* [DIRECTION 1] Please translate this sentence from the forum discussion about criticizing free software into Spanish: "Software isn’t made by people who whine."

* [SELECTED EXTRACT]
--
Edited 2008-09-11 14:59 UTC
The standard response you see when you critise FOSS.
Fact is: FOSS is free. That doesn’t exempt it from critism. Please understand this.
Uhm no. You didn’t read the rest of my comment.
It doesn’t matter how much you whine about “standard response”. Whining doesn’t get you anywhere. America isn’t built by people who whine. Democracy isn’t formed by people who whine. Software isn’t made by people who whine. Problems aren’t fixed by people who whine.
It’s by people who do.
It has got nothing to do with being exempt from criticism or not. Whining isn’t going to solve it, regardless of whether it’s exempt from criticism. You aren’t solving the problem.
I’ve seen this happening over and over in many places. People complain, whine. And a year later, nothing changed and the problem still exist. Why? Because whining and complaining is all that people have done – nobody actually stepped forward and fixed the problem. People who say “Typical standard FOSS response” aren’t getting it. I’m criticizing you for not doing anything useful, not for criticizing.
Edited 2008-09-11 18:00 UTC
Well, maybe they’re not getting it, but you don’t seem to get something else: most people just want something that works. They couldn’t care less of the development process of their software, they just want to use their computer. It’s not because the source is available that you have the time, the will and/or the technical expertise to fix it.
It will only get worse as more people are adopting free software. If the developers can’t handle it, perhaps they should stop bragging their environment as a suitable alternative for everyone to proprietary environments, where these companies do cope with whining because it’s their bread and butter.
What it really comes down to is this inconsistent, and unfortunately common, viewpoint:
“We want and fully expect world domination. And if they don’t come flocking to us then, well, they’re just stupid. And if anyone criticizes our products or methods then, well, they’re just lazy whiners.”
Edited 2008-09-12 07:18 UTC
And just who expects full world domination? I quote (http://slashdot.org/comments.pl?sid=655187&cid=24723577) from a member of the open source community:
Nope, doesn’t anything like the zealotous/elitist image that you’re trying to draw.
--
* [DATA EXTRACT]
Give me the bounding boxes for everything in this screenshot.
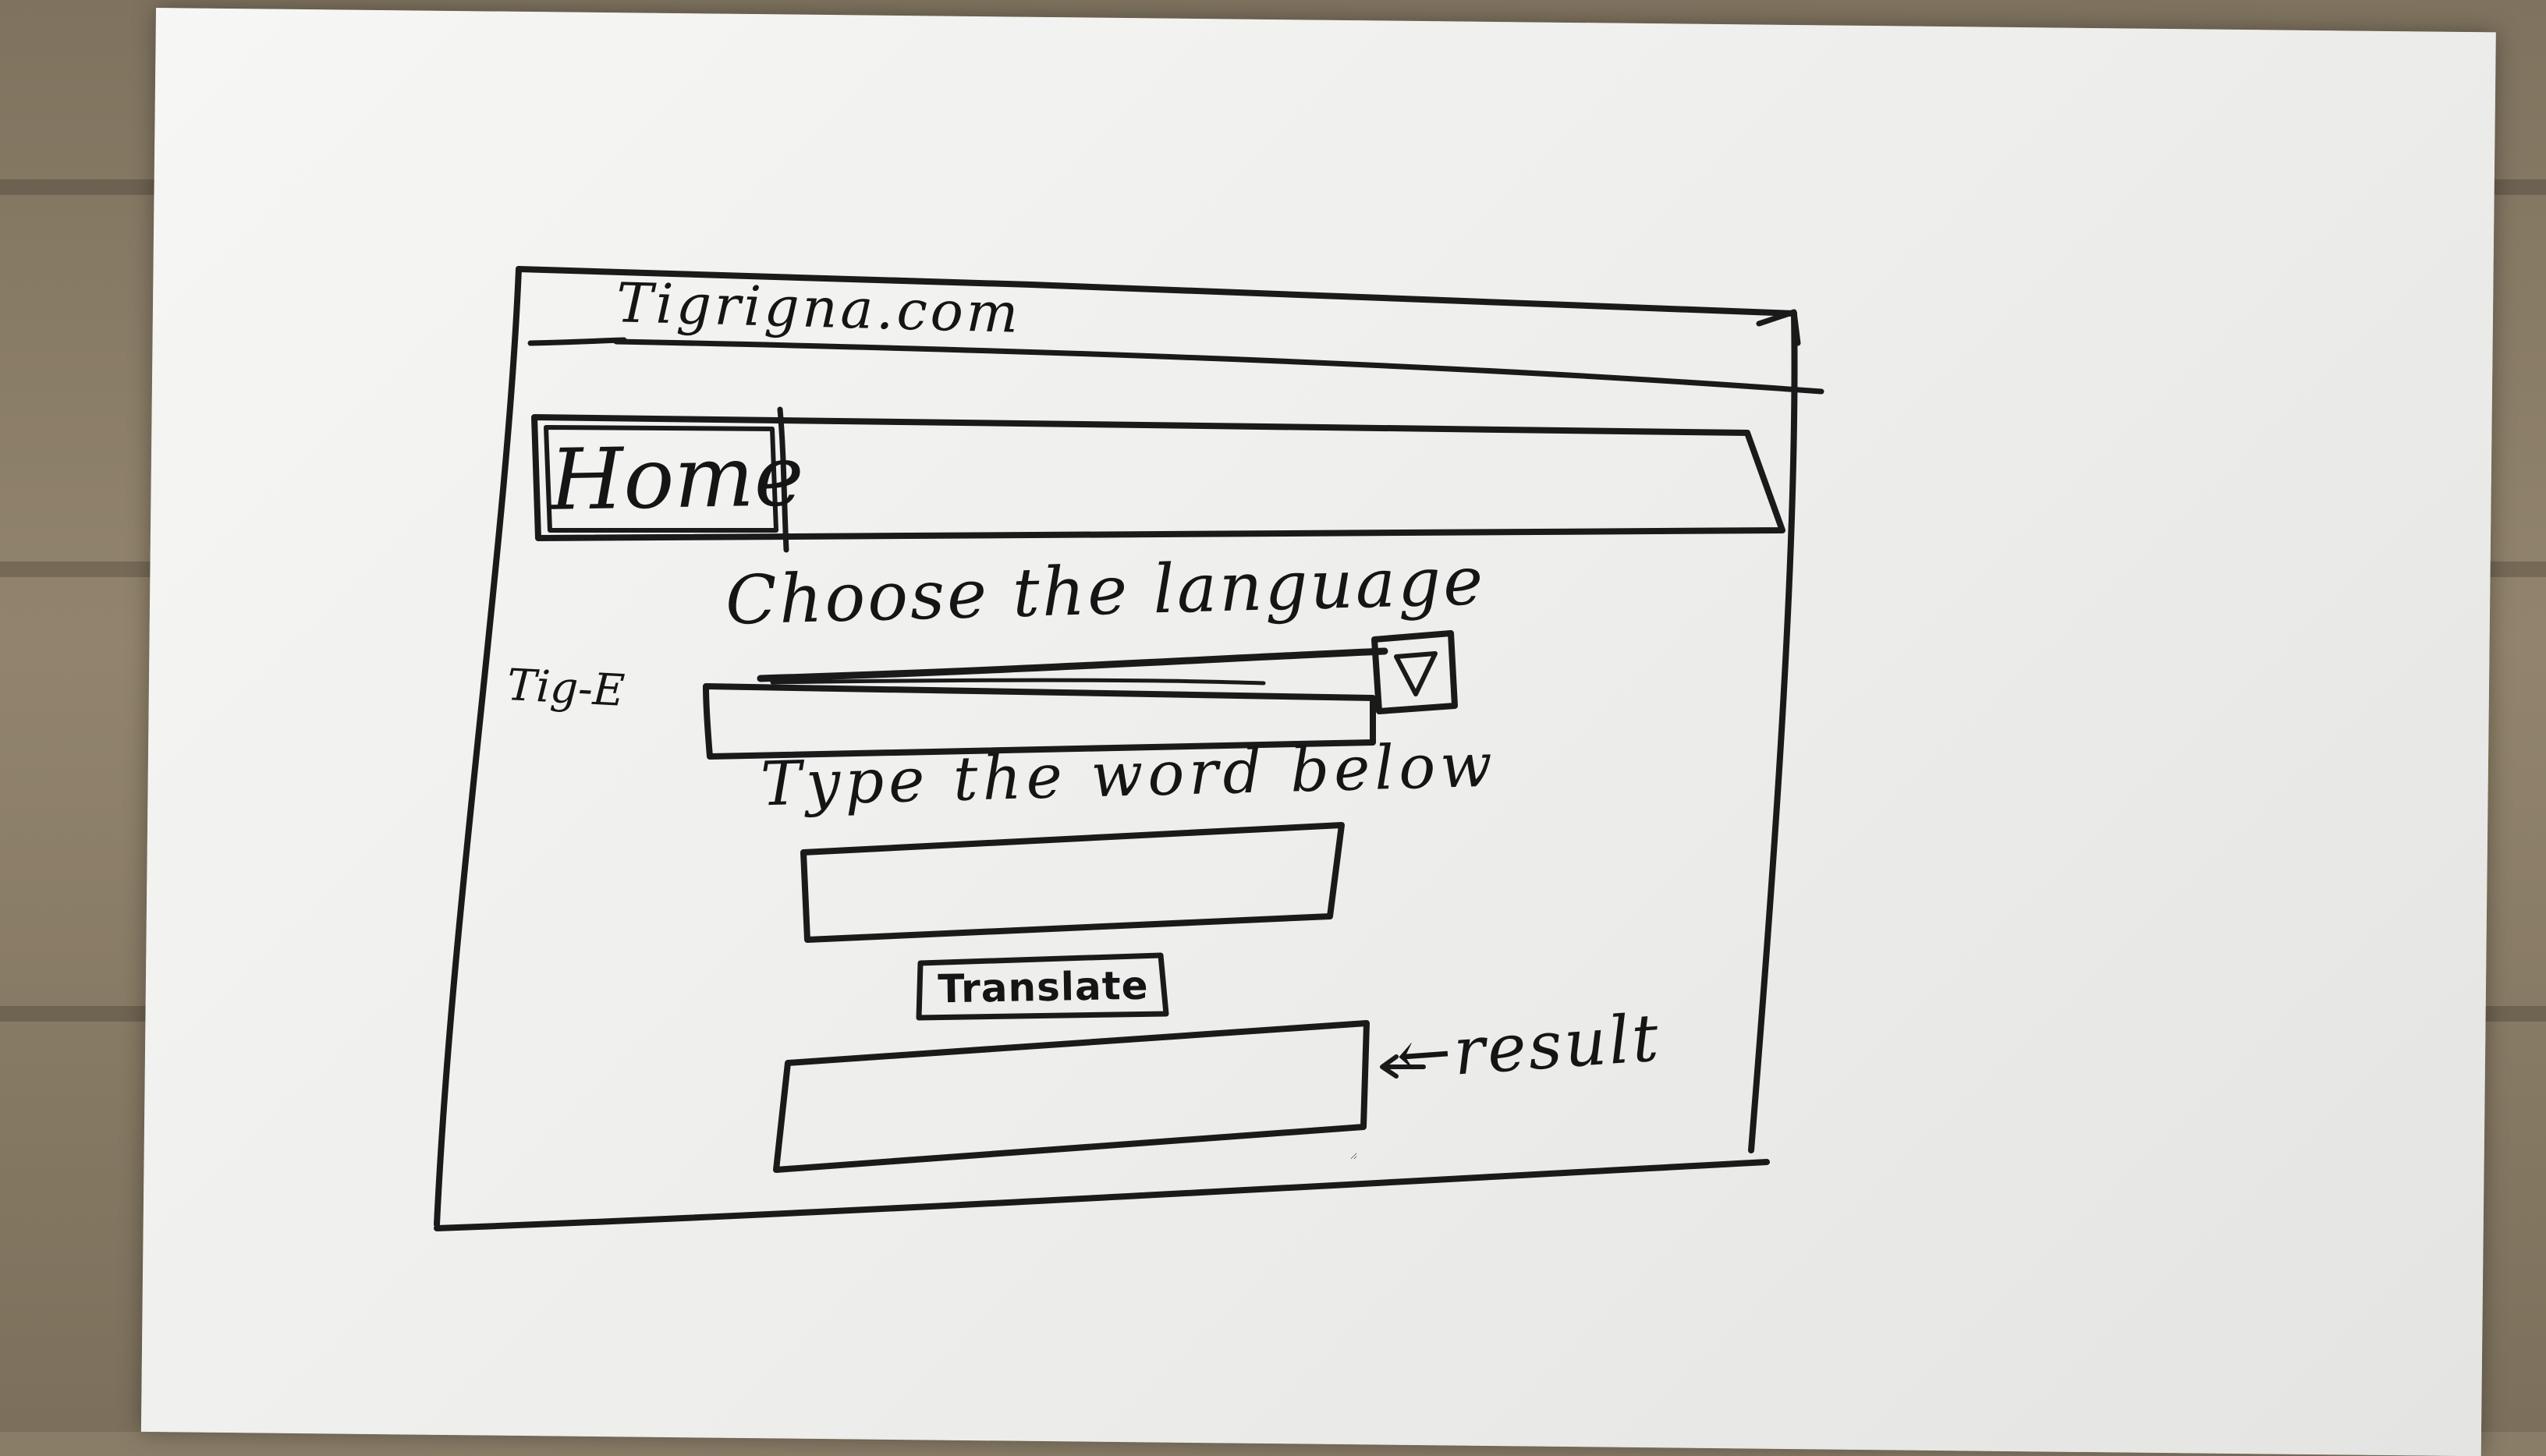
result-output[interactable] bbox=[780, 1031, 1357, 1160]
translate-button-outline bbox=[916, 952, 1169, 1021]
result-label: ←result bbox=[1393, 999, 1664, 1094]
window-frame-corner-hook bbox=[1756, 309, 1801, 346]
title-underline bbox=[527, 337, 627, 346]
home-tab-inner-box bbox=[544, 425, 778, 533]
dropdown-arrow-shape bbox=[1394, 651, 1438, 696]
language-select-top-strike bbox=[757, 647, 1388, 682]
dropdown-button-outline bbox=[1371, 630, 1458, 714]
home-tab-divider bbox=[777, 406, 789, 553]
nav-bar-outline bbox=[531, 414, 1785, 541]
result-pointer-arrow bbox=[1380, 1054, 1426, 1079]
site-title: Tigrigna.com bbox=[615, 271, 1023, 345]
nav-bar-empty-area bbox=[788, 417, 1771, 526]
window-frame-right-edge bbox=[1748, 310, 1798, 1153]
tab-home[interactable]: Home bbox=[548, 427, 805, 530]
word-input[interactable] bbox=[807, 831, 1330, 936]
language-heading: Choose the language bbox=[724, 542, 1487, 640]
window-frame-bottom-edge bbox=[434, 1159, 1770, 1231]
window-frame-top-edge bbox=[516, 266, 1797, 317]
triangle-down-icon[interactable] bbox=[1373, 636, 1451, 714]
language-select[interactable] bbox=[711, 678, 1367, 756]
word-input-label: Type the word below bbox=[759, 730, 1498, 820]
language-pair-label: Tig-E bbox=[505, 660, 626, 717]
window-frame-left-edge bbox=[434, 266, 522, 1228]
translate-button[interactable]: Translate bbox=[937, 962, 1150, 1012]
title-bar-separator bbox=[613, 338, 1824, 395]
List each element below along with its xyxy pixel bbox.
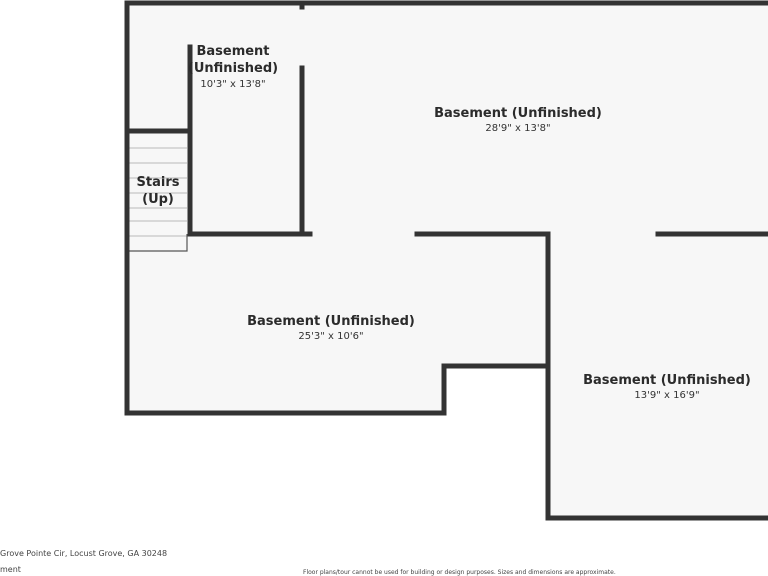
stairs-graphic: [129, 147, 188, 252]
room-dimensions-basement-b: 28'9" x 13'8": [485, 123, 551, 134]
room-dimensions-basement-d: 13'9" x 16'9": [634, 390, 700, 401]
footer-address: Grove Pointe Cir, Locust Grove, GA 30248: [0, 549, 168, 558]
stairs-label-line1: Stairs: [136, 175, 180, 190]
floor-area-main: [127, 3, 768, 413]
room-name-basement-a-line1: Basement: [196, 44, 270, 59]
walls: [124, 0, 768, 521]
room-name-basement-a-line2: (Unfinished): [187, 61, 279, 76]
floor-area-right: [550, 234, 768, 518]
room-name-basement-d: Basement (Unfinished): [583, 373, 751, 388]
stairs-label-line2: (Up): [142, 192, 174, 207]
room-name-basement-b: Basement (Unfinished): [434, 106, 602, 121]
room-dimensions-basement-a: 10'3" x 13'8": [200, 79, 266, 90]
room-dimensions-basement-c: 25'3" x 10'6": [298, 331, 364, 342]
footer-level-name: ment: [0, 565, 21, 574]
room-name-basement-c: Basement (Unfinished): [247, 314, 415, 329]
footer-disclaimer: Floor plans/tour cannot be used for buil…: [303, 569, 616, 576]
--
* [DIRECTION 2] Output the rows above word for word, starting with the row that contains "result-output[interactable] bbox=[780, 1031, 1357, 1160]" and ending with the row that contains "title-bar-separator bbox=[613, 338, 1824, 395]", and include nothing else.

* [ANSWER 1] El software no lo hace gente que se queja.

* [ANSWER 2]
result-output[interactable] bbox=[780, 1031, 1357, 1160]
translate-button-outline bbox=[916, 952, 1169, 1021]
result-label: ←result bbox=[1393, 999, 1664, 1094]
window-frame-corner-hook bbox=[1756, 309, 1801, 346]
title-underline bbox=[527, 337, 627, 346]
home-tab-inner-box bbox=[544, 425, 778, 533]
dropdown-arrow-shape bbox=[1394, 651, 1438, 696]
language-select-top-strike bbox=[757, 647, 1388, 682]
dropdown-button-outline bbox=[1371, 630, 1458, 714]
home-tab-divider bbox=[777, 406, 789, 553]
nav-bar-outline bbox=[531, 414, 1785, 541]
result-pointer-arrow bbox=[1380, 1054, 1426, 1079]
site-title: Tigrigna.com bbox=[615, 271, 1023, 345]
nav-bar-empty-area bbox=[788, 417, 1771, 526]
window-frame-right-edge bbox=[1748, 310, 1798, 1153]
tab-home[interactable]: Home bbox=[548, 427, 805, 530]
word-input[interactable] bbox=[807, 831, 1330, 936]
language-heading: Choose the language bbox=[724, 542, 1487, 640]
window-frame-bottom-edge bbox=[434, 1159, 1770, 1231]
window-frame-top-edge bbox=[516, 266, 1797, 317]
triangle-down-icon[interactable] bbox=[1373, 636, 1451, 714]
language-select[interactable] bbox=[711, 678, 1367, 756]
word-input-label: Type the word below bbox=[759, 730, 1498, 820]
language-pair-label: Tig-E bbox=[505, 660, 626, 717]
window-frame-left-edge bbox=[434, 266, 522, 1228]
translate-button[interactable]: Translate bbox=[937, 962, 1150, 1012]
title-bar-separator bbox=[613, 338, 1824, 395]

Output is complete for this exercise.